• [WORK TO BE COMPLETED] Read the material below and tally how many lines hold the word "title", giving the number and nothing else.
+++ DATA FOR THIS TASK
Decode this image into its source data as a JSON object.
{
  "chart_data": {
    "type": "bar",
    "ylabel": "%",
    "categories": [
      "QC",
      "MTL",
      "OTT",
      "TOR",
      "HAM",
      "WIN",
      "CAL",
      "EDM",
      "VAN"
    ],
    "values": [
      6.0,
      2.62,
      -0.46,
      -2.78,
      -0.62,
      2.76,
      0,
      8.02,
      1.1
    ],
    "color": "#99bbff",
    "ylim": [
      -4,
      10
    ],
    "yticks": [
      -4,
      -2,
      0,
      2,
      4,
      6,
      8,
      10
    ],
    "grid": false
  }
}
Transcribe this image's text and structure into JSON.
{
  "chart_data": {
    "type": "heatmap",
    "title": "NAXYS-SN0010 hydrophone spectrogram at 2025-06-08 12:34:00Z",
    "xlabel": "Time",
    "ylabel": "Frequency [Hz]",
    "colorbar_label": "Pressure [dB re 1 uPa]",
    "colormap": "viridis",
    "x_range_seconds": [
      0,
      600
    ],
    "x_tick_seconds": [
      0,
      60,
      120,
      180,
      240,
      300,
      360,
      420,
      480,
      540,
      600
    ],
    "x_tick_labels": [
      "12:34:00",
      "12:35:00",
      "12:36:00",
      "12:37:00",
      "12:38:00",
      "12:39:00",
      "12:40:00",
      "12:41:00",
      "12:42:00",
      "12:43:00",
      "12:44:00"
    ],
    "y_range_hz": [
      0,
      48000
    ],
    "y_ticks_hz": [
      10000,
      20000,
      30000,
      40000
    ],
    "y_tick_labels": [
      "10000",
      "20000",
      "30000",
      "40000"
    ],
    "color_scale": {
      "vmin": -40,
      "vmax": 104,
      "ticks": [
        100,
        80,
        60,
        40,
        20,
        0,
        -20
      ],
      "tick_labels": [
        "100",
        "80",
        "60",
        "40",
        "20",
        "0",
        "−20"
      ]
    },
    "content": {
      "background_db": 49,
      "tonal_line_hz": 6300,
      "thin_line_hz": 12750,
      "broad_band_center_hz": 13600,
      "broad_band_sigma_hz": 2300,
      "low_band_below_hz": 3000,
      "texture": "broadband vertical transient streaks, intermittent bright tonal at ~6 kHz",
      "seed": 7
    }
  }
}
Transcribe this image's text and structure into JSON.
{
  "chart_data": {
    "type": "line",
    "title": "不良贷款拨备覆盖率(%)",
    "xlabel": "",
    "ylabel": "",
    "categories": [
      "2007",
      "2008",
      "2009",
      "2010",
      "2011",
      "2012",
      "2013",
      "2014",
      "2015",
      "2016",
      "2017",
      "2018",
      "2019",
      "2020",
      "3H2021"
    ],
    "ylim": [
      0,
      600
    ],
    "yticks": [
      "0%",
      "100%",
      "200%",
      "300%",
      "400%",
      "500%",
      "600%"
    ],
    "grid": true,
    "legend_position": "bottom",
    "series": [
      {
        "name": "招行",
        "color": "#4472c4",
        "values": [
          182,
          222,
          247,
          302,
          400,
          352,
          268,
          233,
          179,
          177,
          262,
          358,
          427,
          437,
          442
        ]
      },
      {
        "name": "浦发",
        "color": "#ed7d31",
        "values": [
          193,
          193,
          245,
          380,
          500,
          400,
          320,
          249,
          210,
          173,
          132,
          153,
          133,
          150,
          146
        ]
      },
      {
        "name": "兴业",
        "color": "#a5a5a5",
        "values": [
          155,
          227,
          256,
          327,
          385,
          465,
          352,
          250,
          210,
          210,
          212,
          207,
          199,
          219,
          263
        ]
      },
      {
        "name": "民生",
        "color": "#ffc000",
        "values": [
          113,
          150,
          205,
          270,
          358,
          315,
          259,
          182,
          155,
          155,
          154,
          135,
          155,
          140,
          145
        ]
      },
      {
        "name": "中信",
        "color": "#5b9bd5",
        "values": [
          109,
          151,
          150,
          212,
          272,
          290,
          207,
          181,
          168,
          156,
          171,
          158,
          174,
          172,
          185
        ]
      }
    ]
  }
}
++++++
• [RESULT FOR THIS TASK] 2